Objective: Check each line below for the word "this" and give the number of lines that have it, nothing more.

(Stored dataset items)
┌──

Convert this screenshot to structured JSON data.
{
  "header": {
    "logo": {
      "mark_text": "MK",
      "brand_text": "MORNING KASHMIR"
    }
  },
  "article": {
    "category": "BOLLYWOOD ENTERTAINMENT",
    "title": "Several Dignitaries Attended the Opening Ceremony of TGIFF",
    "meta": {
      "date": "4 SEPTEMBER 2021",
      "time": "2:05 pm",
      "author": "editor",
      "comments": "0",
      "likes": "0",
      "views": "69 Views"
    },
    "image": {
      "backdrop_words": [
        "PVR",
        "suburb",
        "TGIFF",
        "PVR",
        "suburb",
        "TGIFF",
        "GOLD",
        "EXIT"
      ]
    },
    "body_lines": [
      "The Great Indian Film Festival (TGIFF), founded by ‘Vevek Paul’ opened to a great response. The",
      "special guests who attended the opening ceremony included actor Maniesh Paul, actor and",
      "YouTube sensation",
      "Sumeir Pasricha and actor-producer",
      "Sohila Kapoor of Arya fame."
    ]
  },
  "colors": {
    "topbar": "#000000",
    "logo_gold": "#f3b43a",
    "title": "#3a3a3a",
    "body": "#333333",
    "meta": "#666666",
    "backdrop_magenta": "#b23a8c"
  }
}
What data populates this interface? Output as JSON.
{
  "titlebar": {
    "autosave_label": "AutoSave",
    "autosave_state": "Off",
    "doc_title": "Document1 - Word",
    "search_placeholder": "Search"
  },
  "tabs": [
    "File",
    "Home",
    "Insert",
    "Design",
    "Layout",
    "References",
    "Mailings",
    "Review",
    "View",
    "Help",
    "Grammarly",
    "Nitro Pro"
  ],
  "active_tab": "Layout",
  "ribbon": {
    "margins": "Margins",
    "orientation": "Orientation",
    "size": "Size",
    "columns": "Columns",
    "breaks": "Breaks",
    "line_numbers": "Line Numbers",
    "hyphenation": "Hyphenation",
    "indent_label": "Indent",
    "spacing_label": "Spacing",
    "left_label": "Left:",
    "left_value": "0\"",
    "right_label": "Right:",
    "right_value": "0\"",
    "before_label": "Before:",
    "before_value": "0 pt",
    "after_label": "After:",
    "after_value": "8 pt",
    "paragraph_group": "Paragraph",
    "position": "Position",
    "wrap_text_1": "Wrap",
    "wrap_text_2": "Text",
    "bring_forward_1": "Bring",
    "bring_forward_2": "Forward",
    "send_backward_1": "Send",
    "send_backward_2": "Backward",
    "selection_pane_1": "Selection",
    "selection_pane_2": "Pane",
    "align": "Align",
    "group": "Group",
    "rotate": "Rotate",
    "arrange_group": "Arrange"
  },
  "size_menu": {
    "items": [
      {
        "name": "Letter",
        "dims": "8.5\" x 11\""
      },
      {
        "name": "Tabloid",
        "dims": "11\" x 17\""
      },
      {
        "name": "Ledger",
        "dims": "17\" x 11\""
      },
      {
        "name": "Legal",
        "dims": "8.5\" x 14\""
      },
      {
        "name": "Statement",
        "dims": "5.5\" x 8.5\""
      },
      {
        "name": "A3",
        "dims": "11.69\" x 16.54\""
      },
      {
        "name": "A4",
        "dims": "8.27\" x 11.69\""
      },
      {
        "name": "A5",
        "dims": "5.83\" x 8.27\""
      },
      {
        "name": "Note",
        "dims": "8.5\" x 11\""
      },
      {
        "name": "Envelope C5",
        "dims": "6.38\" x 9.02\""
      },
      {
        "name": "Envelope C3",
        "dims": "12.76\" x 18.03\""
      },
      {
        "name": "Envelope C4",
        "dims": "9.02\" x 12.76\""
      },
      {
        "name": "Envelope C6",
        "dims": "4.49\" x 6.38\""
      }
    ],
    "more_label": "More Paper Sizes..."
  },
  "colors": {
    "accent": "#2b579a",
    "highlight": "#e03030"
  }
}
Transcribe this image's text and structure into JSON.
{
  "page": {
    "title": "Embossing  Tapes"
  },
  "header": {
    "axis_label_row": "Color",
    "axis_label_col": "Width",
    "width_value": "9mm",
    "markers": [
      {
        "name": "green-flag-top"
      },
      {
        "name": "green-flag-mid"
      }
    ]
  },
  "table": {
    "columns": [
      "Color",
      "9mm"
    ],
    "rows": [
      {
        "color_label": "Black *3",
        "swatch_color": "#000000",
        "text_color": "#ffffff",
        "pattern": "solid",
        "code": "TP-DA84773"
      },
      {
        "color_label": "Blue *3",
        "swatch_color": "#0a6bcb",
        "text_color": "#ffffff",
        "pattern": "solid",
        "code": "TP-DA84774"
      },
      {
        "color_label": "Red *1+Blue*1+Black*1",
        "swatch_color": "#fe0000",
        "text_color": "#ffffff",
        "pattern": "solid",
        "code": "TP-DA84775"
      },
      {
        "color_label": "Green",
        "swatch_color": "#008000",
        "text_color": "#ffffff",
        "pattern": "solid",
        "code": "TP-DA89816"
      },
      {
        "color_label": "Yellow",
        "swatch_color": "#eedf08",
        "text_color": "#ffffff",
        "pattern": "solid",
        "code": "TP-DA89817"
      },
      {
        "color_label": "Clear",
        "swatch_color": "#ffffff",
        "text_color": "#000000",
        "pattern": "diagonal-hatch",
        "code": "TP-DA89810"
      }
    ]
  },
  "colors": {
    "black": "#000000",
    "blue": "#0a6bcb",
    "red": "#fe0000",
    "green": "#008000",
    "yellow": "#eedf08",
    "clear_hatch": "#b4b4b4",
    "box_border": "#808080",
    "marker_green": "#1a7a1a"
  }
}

└──

Worked solution: 3